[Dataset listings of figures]
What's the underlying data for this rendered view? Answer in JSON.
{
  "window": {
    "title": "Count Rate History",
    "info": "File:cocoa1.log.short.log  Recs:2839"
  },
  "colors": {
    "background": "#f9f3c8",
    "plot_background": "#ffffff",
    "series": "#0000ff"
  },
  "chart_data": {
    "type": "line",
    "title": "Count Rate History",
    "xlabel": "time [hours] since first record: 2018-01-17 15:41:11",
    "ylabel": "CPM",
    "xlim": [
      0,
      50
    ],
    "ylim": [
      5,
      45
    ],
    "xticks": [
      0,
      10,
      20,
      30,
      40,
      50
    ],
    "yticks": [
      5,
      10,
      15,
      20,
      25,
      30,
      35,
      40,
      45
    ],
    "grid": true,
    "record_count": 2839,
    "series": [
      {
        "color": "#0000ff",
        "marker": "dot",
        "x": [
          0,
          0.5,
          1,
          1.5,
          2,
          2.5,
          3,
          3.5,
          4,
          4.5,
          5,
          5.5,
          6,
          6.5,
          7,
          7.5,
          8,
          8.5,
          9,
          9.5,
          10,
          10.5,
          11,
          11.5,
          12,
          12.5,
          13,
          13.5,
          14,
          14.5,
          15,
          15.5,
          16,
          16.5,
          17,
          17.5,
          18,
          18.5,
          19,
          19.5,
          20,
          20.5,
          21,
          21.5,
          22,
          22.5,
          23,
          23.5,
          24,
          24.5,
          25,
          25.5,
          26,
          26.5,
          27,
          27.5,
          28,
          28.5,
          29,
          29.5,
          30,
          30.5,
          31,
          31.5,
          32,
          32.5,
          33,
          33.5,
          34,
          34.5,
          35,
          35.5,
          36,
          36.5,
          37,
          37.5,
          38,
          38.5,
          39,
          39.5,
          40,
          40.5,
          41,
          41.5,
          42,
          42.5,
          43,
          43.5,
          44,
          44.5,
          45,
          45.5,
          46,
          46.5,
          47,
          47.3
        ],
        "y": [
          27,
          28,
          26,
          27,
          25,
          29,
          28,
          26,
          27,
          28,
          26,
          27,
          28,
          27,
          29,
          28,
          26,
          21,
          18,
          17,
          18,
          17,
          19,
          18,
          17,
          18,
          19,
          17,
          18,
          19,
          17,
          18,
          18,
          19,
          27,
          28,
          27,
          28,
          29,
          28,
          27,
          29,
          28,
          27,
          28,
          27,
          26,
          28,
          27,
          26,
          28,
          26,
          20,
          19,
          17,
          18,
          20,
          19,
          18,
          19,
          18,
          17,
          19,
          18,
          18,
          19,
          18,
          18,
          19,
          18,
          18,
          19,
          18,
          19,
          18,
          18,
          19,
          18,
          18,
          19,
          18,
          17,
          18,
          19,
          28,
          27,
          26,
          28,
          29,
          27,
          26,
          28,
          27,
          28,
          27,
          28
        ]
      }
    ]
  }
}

* Written request
Transcribe all entries exactly as they are given.

* Solution to this problem
What's the underlying data for this rendered view? Answer in JSON.
{
  "window": {
    "title": "Count Rate History",
    "info": "File:cocoa1.log.short.log  Recs:2839"
  },
  "colors": {
    "background": "#f9f3c8",
    "plot_background": "#ffffff",
    "series": "#0000ff"
  },
  "chart_data": {
    "type": "line",
    "title": "Count Rate History",
    "xlabel": "time [hours] since first record: 2018-01-17 15:41:11",
    "ylabel": "CPM",
    "xlim": [
      0,
      50
    ],
    "ylim": [
      5,
      45
    ],
    "xticks": [
      0,
      10,
      20,
      30,
      40,
      50
    ],
    "yticks": [
      5,
      10,
      15,
      20,
      25,
      30,
      35,
      40,
      45
    ],
    "grid": true,
    "record_count": 2839,
    "series": [
      {
        "color": "#0000ff",
        "marker": "dot",
        "x": [
          0,
          0.5,
          1,
          1.5,
          2,
          2.5,
          3,
          3.5,
          4,
          4.5,
          5,
          5.5,
          6,
          6.5,
          7,
          7.5,
          8,
          8.5,
          9,
          9.5,
          10,
          10.5,
          11,
          11.5,
          12,
          12.5,
          13,
          13.5,
          14,
          14.5,
          15,
          15.5,
          16,
          16.5,
          17,
          17.5,
          18,
          18.5,
          19,
          19.5,
          20,
          20.5,
          21,
          21.5,
          22,
          22.5,
          23,
          23.5,
          24,
          24.5,
          25,
          25.5,
          26,
          26.5,
          27,
          27.5,
          28,
          28.5,
          29,
          29.5,
          30,
          30.5,
          31,
          31.5,
          32,
          32.5,
          33,
          33.5,
          34,
          34.5,
          35,
          35.5,
          36,
          36.5,
          37,
          37.5,
          38,
          38.5,
          39,
          39.5,
          40,
          40.5,
          41,
          41.5,
          42,
          42.5,
          43,
          43.5,
          44,
          44.5,
          45,
          45.5,
          46,
          46.5,
          47,
          47.3
        ],
        "y": [
          27,
          28,
          26,
          27,
          25,
          29,
          28,
          26,
          27,
          28,
          26,
          27,
          28,
          27,
          29,
          28,
          26,
          21,
          18,
          17,
          18,
          17,
          19,
          18,
          17,
          18,
          19,
          17,
          18,
          19,
          17,
          18,
          18,
          19,
          27,
          28,
          27,
          28,
          29,
          28,
          27,
          29,
          28,
          27,
          28,
          27,
          26,
          28,
          27,
          26,
          28,
          26,
          20,
          19,
          17,
          18,
          20,
          19,
          18,
          19,
          18,
          17,
          19,
          18,
          18,
          19,
          18,
          18,
          19,
          18,
          18,
          19,
          18,
          19,
          18,
          18,
          19,
          18,
          18,
          19,
          18,
          17,
          18,
          19,
          28,
          27,
          26,
          28,
          29,
          27,
          26,
          28,
          27,
          28,
          27,
          28
        ]
      }
    ]
  }
}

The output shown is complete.